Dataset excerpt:
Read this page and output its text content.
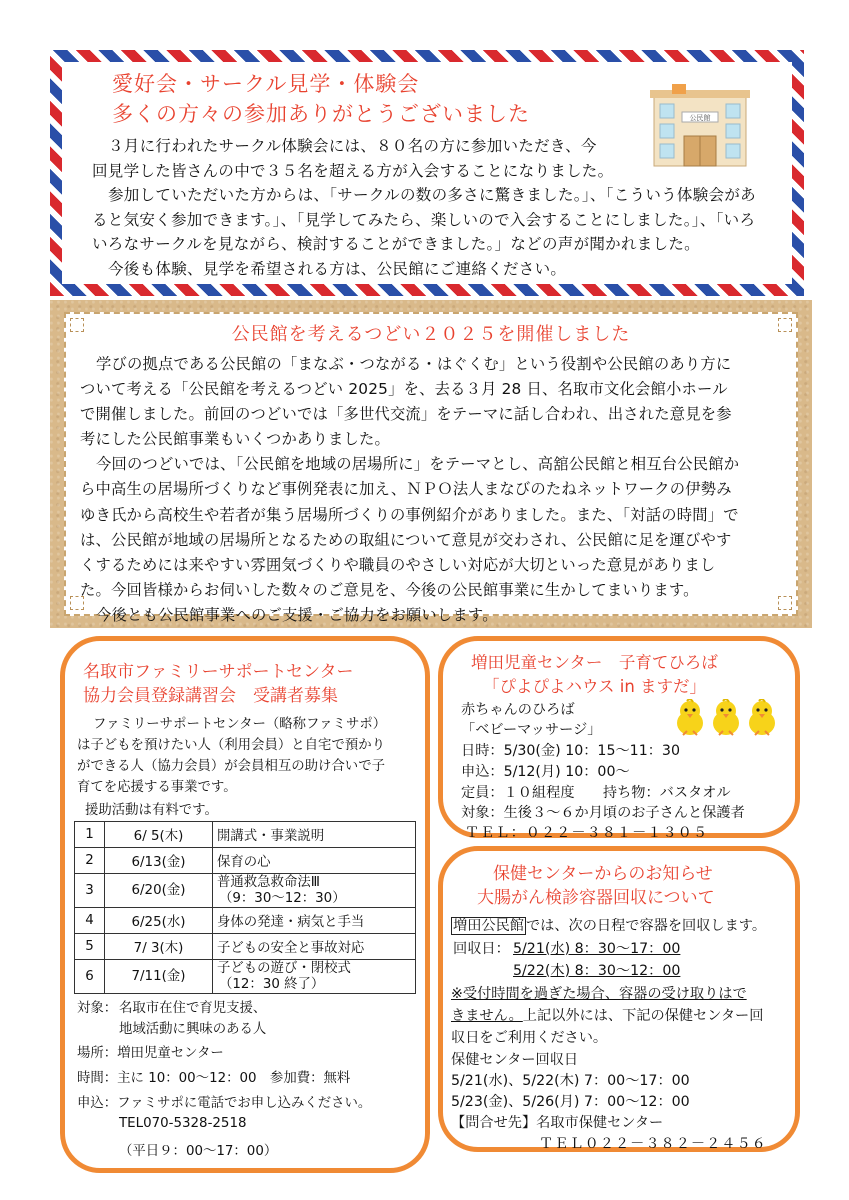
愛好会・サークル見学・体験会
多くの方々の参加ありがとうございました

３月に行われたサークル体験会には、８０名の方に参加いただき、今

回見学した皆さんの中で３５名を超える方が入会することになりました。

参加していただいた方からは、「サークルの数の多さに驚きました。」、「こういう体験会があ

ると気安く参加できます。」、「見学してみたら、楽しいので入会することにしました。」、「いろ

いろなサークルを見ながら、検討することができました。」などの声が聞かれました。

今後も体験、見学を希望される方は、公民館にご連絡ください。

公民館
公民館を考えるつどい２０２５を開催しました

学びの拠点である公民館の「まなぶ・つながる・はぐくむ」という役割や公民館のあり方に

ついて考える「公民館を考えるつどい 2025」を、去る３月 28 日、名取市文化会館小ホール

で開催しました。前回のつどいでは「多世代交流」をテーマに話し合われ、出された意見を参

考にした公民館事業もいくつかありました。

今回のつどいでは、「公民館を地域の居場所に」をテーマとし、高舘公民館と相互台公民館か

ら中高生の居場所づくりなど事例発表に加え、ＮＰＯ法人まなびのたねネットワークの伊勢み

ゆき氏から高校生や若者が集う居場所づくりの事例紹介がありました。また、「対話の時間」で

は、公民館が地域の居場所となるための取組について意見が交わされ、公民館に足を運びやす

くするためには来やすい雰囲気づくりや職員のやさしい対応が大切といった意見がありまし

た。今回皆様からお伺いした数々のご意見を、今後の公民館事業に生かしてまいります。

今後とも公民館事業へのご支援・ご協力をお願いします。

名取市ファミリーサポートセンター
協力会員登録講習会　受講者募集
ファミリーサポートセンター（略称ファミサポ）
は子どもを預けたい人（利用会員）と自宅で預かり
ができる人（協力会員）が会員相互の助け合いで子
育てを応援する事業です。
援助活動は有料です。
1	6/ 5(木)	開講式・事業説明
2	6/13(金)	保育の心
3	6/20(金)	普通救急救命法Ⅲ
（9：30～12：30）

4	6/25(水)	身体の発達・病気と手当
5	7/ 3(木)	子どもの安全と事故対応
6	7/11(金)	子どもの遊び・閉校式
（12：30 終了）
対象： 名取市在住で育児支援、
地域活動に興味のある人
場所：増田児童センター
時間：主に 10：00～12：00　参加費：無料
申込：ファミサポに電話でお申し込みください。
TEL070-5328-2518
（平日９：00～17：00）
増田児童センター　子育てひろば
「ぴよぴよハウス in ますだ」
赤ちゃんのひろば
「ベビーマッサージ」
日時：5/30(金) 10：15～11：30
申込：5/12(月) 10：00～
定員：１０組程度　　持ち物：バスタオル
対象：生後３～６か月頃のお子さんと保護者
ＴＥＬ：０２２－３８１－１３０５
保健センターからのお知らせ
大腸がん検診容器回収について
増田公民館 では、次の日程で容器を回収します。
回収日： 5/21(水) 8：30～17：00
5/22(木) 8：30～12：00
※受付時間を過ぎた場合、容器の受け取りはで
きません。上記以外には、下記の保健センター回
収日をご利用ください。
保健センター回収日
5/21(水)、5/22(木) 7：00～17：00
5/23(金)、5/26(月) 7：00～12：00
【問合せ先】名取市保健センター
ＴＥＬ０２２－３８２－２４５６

* * *

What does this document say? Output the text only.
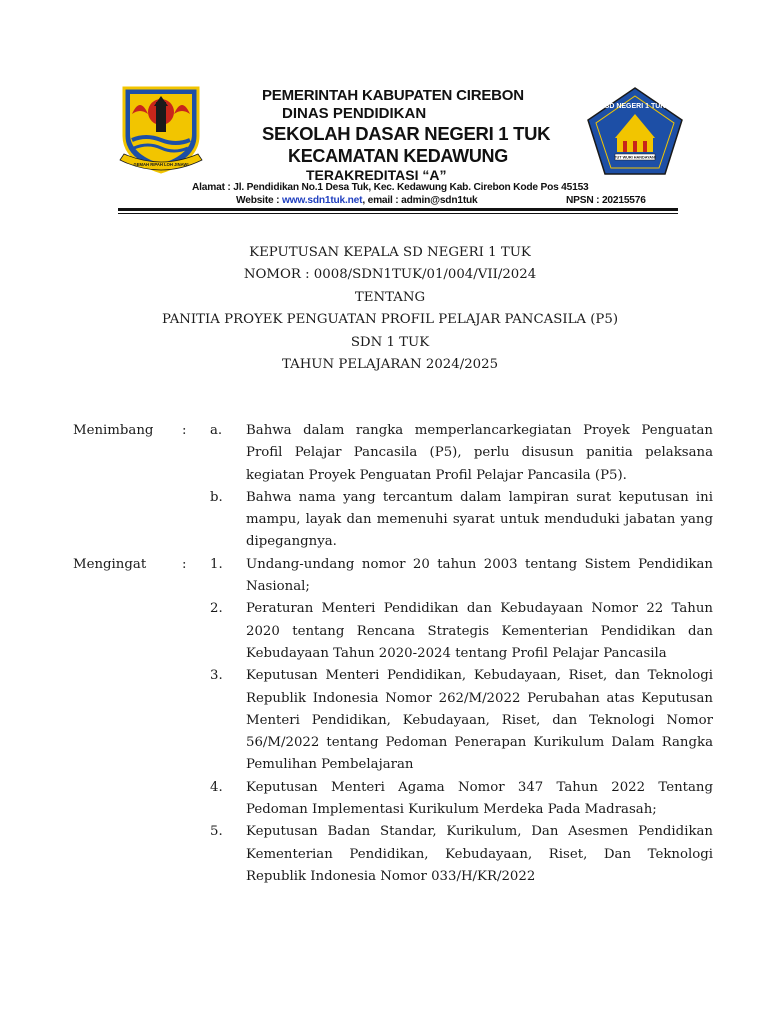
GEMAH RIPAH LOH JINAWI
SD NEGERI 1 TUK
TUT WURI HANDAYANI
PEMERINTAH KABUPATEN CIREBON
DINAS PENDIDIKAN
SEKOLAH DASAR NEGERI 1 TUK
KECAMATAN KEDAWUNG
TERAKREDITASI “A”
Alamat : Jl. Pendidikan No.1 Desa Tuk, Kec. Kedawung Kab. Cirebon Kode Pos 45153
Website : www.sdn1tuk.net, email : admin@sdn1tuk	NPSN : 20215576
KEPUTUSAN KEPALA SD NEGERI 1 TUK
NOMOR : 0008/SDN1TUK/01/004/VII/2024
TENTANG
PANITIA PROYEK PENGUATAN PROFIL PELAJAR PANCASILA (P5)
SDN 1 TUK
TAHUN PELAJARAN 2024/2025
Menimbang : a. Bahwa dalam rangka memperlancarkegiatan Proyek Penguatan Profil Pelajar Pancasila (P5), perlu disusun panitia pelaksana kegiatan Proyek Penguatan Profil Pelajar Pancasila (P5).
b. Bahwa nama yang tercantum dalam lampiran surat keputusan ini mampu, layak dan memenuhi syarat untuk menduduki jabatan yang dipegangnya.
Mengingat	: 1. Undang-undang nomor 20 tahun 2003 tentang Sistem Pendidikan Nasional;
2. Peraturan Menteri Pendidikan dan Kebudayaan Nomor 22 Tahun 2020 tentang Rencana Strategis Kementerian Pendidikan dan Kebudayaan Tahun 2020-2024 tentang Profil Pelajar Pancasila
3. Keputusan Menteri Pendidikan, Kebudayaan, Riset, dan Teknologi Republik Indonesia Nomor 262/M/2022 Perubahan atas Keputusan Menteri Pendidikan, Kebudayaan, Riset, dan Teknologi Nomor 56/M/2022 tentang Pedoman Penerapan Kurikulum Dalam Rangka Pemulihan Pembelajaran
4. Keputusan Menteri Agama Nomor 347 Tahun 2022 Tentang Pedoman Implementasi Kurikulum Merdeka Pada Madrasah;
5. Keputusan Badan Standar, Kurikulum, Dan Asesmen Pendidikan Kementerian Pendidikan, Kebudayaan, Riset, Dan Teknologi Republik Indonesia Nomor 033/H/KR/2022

REQUIRED WORK:
Gather each line holding the string "text".

IN RESPONSE:
Read this page and output its text content.
What does this document say? Output the text only.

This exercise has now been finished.